Return only the number of lines in the entries below that hold the word "Save".

##### ENTRIES SHOWN #####

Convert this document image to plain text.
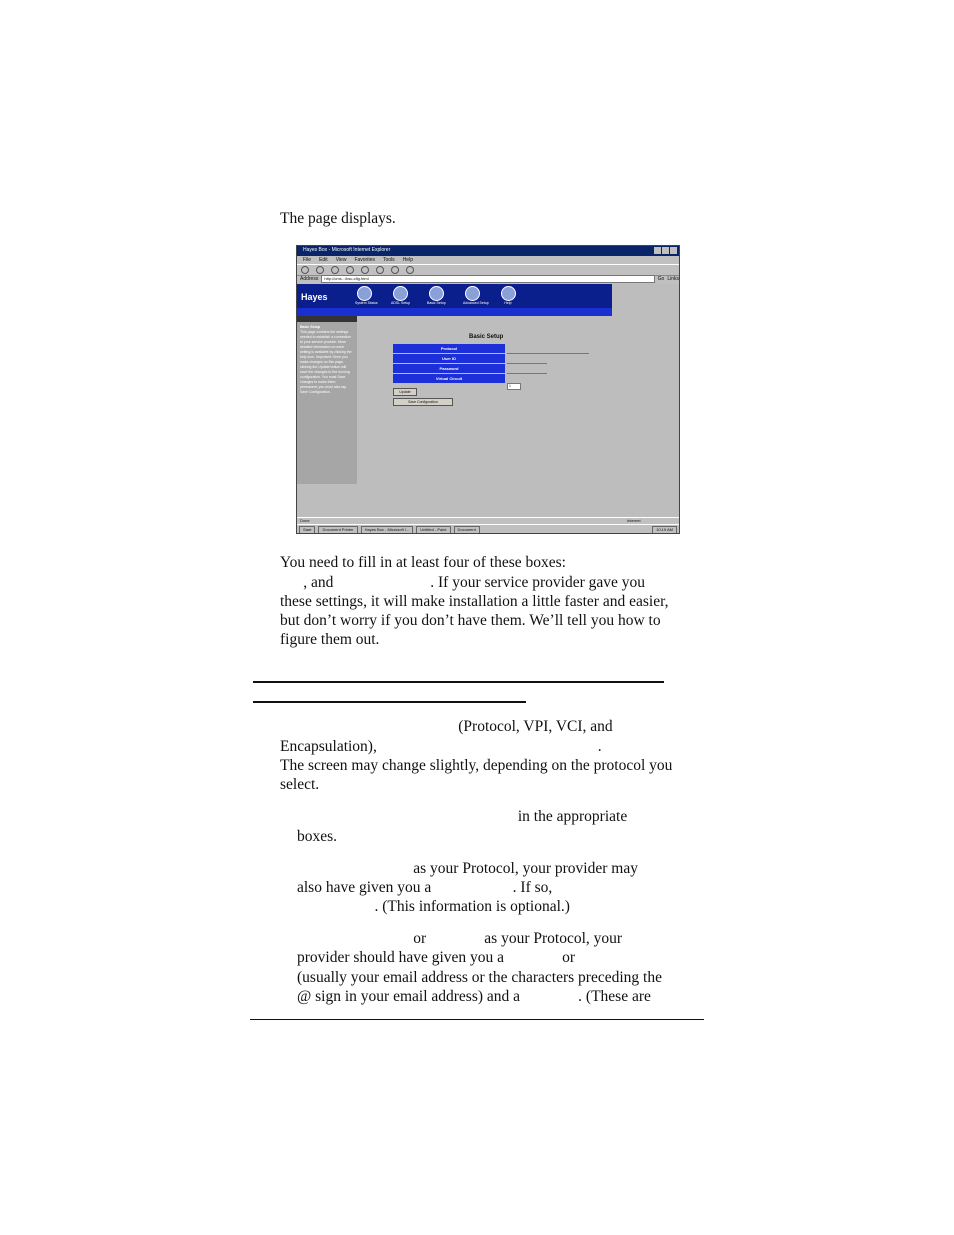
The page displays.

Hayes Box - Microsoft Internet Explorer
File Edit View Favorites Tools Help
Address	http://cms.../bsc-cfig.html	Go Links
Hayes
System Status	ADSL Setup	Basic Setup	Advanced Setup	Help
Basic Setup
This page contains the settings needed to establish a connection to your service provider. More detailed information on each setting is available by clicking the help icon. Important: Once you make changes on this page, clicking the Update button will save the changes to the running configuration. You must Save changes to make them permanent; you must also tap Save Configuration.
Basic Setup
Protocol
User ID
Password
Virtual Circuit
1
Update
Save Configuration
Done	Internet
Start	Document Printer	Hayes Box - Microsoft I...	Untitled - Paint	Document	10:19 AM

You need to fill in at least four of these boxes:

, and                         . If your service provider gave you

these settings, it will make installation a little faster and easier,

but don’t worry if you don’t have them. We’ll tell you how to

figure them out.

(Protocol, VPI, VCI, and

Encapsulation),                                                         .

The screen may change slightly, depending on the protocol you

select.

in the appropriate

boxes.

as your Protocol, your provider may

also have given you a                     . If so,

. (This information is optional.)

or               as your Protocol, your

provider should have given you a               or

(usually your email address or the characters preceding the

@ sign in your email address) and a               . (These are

#####
##### ENTRIES SHOWN #####

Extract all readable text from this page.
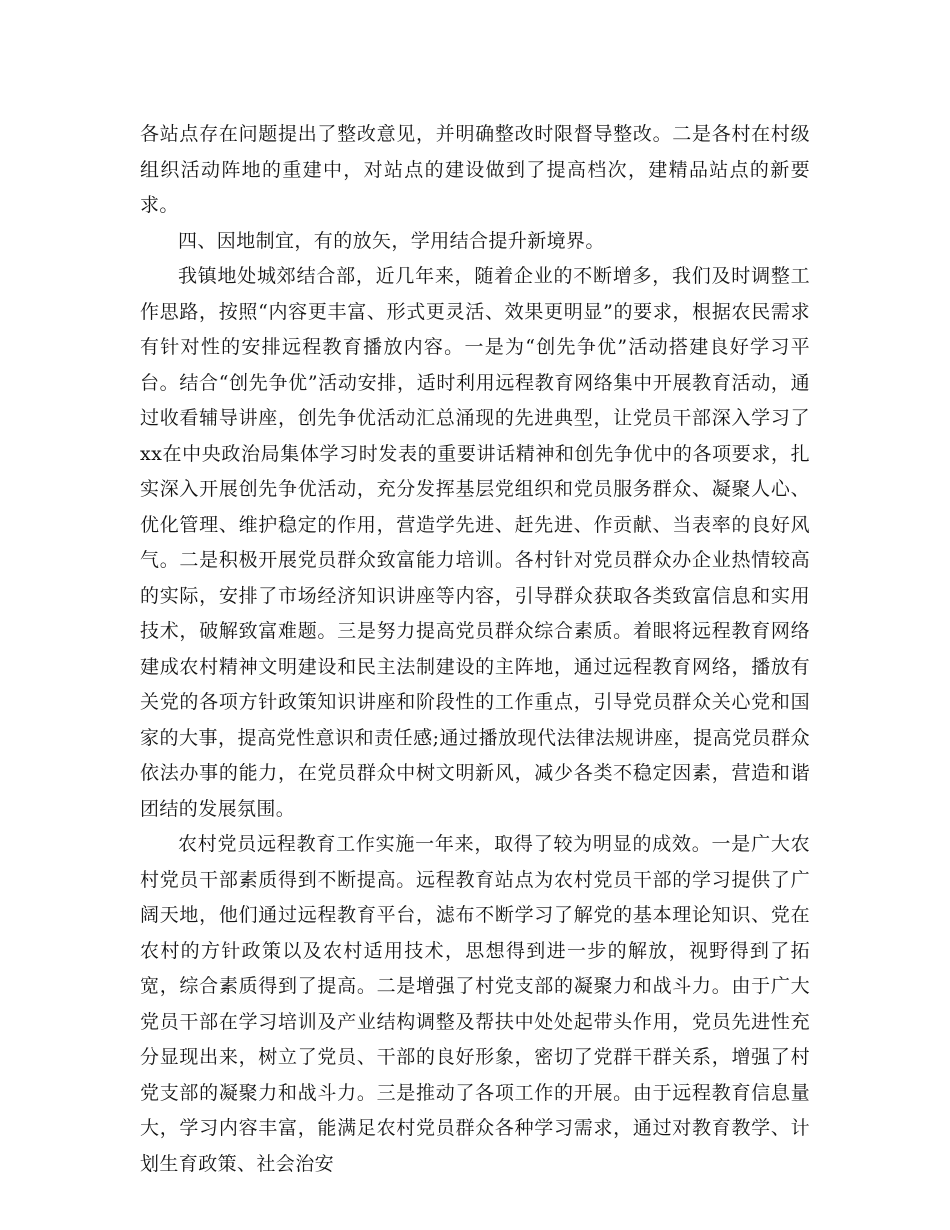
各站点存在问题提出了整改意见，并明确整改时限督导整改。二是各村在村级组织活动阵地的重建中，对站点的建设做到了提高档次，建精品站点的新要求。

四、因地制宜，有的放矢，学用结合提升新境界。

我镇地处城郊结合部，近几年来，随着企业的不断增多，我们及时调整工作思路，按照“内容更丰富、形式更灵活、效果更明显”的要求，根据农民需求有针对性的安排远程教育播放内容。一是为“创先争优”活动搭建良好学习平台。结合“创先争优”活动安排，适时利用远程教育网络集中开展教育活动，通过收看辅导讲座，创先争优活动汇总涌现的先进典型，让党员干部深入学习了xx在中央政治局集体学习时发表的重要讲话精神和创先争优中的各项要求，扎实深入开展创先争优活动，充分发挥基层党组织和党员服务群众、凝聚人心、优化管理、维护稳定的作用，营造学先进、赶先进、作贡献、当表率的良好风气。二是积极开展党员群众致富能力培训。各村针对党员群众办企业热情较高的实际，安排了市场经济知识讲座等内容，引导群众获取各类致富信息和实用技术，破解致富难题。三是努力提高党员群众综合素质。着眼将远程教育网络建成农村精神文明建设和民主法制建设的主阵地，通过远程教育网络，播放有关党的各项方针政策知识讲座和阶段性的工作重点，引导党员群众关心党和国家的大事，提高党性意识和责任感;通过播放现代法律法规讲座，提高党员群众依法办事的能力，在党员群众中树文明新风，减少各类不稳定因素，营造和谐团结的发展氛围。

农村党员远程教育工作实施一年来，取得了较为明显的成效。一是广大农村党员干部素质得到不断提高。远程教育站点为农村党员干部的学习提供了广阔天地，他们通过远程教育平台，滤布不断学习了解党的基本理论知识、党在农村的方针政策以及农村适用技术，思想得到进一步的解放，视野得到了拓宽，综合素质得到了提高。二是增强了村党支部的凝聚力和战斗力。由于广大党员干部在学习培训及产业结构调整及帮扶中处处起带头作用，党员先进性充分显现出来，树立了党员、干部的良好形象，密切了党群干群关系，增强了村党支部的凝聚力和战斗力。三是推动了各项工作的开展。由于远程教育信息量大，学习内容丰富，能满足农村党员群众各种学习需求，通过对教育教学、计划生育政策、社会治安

#####

§ REPLY TO THE EXERCISE
2